GOAL OF THE EXERCISE: Return the material exactly as supplied, apart from the pictures, which are omitted.
— Begin —
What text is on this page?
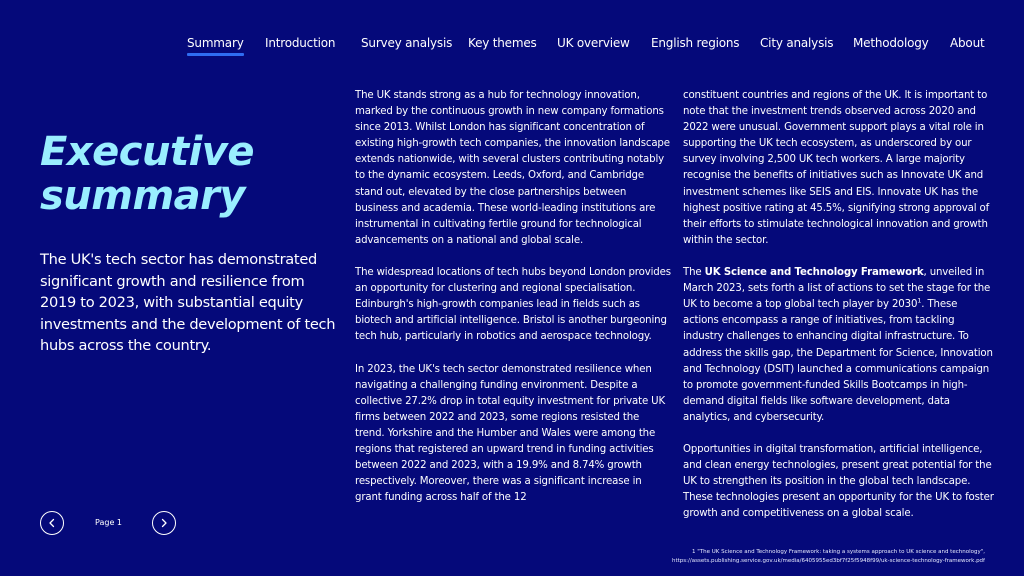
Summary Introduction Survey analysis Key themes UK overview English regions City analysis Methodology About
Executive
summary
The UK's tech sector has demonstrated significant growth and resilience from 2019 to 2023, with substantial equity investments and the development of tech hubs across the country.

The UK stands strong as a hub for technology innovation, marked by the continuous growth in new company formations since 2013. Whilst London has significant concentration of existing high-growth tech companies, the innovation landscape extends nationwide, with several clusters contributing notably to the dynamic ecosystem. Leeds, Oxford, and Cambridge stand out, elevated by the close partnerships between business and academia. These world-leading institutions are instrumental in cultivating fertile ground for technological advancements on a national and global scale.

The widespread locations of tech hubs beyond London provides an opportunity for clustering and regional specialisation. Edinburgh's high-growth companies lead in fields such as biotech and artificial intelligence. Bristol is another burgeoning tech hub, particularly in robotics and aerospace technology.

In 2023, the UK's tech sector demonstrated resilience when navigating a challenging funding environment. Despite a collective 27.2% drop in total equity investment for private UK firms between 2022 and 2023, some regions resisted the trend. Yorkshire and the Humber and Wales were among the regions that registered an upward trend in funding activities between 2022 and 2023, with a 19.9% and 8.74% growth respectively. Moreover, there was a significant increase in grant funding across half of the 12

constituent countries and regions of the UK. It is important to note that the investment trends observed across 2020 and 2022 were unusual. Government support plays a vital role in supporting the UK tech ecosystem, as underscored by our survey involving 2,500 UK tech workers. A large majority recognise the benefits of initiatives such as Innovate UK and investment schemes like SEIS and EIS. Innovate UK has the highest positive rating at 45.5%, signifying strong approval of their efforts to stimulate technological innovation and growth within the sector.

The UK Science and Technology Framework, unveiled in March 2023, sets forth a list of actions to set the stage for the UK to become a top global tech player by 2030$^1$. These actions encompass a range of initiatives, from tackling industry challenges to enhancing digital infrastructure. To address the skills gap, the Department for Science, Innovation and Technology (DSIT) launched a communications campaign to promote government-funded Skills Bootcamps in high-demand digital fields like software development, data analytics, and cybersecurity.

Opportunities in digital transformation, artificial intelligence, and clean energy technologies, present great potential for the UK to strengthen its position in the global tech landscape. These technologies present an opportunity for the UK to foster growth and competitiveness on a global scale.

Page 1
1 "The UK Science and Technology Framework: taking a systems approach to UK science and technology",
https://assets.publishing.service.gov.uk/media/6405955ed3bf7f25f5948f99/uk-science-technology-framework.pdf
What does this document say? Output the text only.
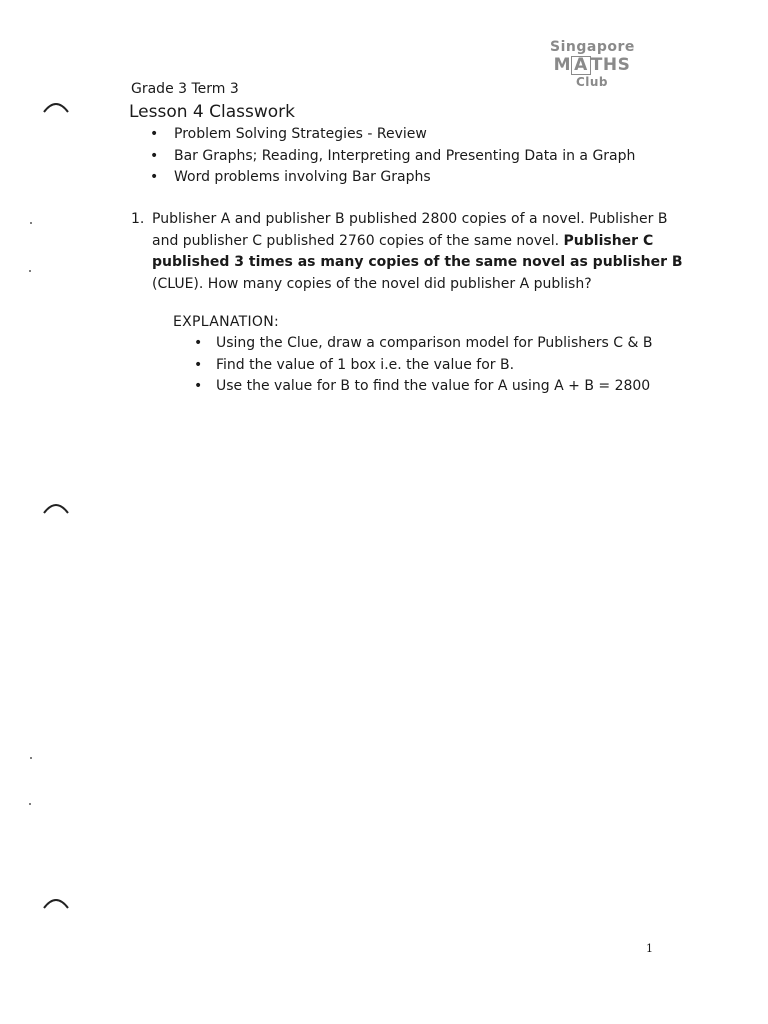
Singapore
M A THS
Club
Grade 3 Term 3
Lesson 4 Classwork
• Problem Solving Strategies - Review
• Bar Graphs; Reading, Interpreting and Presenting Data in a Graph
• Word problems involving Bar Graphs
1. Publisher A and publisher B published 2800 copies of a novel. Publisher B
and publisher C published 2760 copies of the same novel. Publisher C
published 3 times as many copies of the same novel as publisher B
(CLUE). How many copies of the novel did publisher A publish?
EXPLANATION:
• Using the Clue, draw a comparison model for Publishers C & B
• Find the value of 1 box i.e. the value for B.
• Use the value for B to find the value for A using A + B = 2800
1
— End —
SOLVED PROBLEM:
What text is on this page?
Summary Introduction Survey analysis Key themes UK overview English regions City analysis Methodology About
Executive
summary
The UK's tech sector has demonstrated significant growth and resilience from 2019 to 2023, with substantial equity investments and the development of tech hubs across the country.

The UK stands strong as a hub for technology innovation, marked by the continuous growth in new company formations since 2013. Whilst London has significant concentration of existing high-growth tech companies, the innovation landscape extends nationwide, with several clusters contributing notably to the dynamic ecosystem. Leeds, Oxford, and Cambridge stand out, elevated by the close partnerships between business and academia. These world-leading institutions are instrumental in cultivating fertile ground for technological advancements on a national and global scale.

The widespread locations of tech hubs beyond London provides an opportunity for clustering and regional specialisation. Edinburgh's high-growth companies lead in fields such as biotech and artificial intelligence. Bristol is another burgeoning tech hub, particularly in robotics and aerospace technology.

In 2023, the UK's tech sector demonstrated resilience when navigating a challenging funding environment. Despite a collective 27.2% drop in total equity investment for private UK firms between 2022 and 2023, some regions resisted the trend. Yorkshire and the Humber and Wales were among the regions that registered an upward trend in funding activities between 2022 and 2023, with a 19.9% and 8.74% growth respectively. Moreover, there was a significant increase in grant funding across half of the 12

constituent countries and regions of the UK. It is important to note that the investment trends observed across 2020 and 2022 were unusual. Government support plays a vital role in supporting the UK tech ecosystem, as underscored by our survey involving 2,500 UK tech workers. A large majority recognise the benefits of initiatives such as Innovate UK and investment schemes like SEIS and EIS. Innovate UK has the highest positive rating at 45.5%, signifying strong approval of their efforts to stimulate technological innovation and growth within the sector.

The UK Science and Technology Framework, unveiled in March 2023, sets forth a list of actions to set the stage for the UK to become a top global tech player by 2030$^1$. These actions encompass a range of initiatives, from tackling industry challenges to enhancing digital infrastructure. To address the skills gap, the Department for Science, Innovation and Technology (DSIT) launched a communications campaign to promote government-funded Skills Bootcamps in high-demand digital fields like software development, data analytics, and cybersecurity.

Opportunities in digital transformation, artificial intelligence, and clean energy technologies, present great potential for the UK to strengthen its position in the global tech landscape. These technologies present an opportunity for the UK to foster growth and competitiveness on a global scale.

Page 1
1 "The UK Science and Technology Framework: taking a systems approach to UK science and technology",
https://assets.publishing.service.gov.uk/media/6405955ed3bf7f25f5948f99/uk-science-technology-framework.pdf
What does this document say? Output the text only.
Singapore
M A THS
Club
Grade 3 Term 3
Lesson 4 Classwork
• Problem Solving Strategies - Review
• Bar Graphs; Reading, Interpreting and Presenting Data in a Graph
• Word problems involving Bar Graphs
1. Publisher A and publisher B published 2800 copies of a novel. Publisher B
and publisher C published 2760 copies of the same novel. Publisher C
published 3 times as many copies of the same novel as publisher B
(CLUE). How many copies of the novel did publisher A publish?
EXPLANATION:
• Using the Clue, draw a comparison model for Publishers C & B
• Find the value of 1 box i.e. the value for B.
• Use the value for B to find the value for A using A + B = 2800
1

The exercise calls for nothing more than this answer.